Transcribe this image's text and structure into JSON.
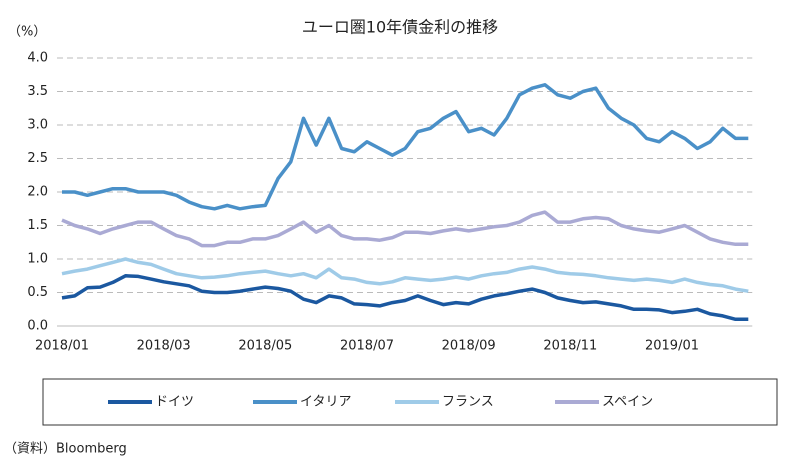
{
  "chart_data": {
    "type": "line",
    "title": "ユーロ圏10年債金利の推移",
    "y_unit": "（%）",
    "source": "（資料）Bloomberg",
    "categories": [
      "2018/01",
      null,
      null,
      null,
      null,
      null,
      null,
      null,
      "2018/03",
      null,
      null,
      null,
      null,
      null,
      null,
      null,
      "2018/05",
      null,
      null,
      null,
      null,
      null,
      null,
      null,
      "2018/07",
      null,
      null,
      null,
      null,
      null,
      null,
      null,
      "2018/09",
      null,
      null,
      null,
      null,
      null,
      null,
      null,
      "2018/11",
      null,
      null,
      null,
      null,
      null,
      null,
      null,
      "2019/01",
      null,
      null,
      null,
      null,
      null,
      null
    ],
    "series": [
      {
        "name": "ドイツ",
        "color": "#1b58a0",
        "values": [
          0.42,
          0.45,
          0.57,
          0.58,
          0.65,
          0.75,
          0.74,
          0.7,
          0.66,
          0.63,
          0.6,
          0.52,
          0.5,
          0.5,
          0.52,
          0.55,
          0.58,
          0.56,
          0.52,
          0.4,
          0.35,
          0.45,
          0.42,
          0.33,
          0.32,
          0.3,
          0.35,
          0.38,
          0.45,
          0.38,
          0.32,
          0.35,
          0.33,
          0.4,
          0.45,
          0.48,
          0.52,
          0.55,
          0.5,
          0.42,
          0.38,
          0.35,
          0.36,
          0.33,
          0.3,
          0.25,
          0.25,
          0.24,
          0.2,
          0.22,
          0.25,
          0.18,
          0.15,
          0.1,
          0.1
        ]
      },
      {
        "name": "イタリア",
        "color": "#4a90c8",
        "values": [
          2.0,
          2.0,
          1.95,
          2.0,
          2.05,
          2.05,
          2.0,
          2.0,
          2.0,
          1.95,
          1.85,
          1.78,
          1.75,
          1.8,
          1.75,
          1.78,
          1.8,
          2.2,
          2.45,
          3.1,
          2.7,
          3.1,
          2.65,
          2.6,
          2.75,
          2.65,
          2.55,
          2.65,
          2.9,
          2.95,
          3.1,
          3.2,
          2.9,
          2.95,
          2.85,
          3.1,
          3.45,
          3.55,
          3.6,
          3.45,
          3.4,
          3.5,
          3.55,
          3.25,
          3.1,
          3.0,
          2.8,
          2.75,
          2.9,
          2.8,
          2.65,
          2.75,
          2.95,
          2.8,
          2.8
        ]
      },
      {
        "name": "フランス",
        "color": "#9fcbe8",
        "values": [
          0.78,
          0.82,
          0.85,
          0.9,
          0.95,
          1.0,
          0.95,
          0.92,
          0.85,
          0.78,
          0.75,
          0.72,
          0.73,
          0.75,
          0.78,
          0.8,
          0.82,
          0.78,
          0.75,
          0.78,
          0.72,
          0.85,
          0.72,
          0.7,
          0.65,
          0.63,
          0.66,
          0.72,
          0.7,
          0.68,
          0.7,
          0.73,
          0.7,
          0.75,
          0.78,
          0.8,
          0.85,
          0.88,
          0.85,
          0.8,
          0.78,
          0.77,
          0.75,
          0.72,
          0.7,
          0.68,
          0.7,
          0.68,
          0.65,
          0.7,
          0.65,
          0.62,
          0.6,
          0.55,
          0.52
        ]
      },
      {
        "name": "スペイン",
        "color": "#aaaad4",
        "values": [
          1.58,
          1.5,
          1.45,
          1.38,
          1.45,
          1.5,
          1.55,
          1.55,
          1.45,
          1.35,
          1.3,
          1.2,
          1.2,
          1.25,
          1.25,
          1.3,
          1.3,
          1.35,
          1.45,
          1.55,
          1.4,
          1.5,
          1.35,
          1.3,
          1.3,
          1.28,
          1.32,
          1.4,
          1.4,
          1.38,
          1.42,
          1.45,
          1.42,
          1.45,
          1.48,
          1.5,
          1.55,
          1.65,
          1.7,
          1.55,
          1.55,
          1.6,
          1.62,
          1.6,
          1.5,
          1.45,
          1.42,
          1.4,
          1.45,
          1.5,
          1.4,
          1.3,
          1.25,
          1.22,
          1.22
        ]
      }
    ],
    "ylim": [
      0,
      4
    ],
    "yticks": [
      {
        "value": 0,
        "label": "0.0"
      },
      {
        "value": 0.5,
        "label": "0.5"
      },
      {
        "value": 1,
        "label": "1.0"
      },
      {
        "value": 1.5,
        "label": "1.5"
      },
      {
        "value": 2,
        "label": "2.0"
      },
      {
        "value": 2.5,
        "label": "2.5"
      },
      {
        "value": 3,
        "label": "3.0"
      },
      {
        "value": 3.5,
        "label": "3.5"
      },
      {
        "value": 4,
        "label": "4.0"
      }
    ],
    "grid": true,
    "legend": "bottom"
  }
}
::::
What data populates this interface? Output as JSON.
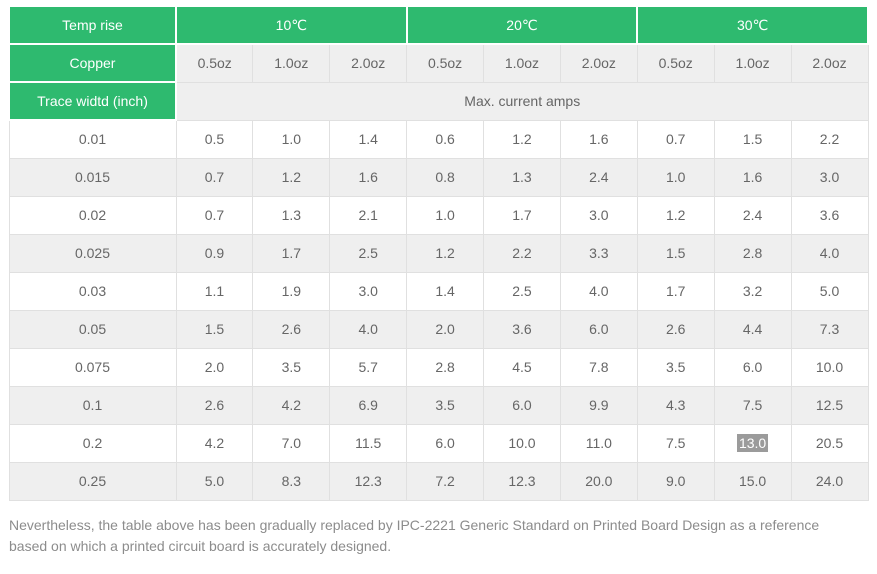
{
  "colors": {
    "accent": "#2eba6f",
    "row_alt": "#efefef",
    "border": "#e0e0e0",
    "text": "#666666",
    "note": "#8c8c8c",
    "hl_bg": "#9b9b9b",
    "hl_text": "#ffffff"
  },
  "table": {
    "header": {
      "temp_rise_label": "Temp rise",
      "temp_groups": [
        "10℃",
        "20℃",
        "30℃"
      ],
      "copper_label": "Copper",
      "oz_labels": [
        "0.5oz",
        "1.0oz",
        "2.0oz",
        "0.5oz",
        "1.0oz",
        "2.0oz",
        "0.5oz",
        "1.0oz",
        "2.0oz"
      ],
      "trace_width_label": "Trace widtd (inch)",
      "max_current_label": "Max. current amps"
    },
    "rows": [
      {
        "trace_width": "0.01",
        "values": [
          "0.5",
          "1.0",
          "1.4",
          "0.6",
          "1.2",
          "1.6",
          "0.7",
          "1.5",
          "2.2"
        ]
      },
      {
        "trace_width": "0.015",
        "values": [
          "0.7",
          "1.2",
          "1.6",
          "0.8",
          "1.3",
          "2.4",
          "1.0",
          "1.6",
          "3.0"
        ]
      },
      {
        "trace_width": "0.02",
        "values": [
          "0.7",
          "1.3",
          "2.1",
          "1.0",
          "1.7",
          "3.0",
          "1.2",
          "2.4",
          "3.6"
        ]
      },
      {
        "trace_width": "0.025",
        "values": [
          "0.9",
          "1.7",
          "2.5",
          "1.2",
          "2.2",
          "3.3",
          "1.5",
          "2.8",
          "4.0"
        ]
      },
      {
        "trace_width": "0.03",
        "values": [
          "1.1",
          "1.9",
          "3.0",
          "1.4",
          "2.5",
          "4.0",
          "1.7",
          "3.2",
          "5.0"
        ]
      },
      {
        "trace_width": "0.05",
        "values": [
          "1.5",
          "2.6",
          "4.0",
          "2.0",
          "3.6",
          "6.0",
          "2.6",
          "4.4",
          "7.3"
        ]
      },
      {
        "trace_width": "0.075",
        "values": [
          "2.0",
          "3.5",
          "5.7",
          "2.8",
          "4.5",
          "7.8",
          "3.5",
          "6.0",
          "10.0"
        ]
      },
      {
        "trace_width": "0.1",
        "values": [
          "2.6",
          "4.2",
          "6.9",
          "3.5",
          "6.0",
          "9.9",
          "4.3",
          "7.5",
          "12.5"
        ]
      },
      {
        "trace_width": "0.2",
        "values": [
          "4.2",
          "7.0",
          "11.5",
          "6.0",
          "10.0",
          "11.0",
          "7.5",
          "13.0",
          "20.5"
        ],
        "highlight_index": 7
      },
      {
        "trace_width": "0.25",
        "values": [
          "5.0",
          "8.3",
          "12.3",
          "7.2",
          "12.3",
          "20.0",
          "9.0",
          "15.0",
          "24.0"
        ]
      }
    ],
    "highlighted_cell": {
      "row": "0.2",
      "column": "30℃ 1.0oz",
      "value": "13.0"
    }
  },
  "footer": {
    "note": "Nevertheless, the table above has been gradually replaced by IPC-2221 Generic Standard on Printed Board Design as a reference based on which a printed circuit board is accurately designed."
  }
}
::::
▶ [EXERCISE DETAILS]
Pick out all lines containing the string "name".

▶ [CORRECT OUTPUT]
        "name": "ドイツ",
        "name": "イタリア",
        "name": "フランス",
        "name": "スペイン",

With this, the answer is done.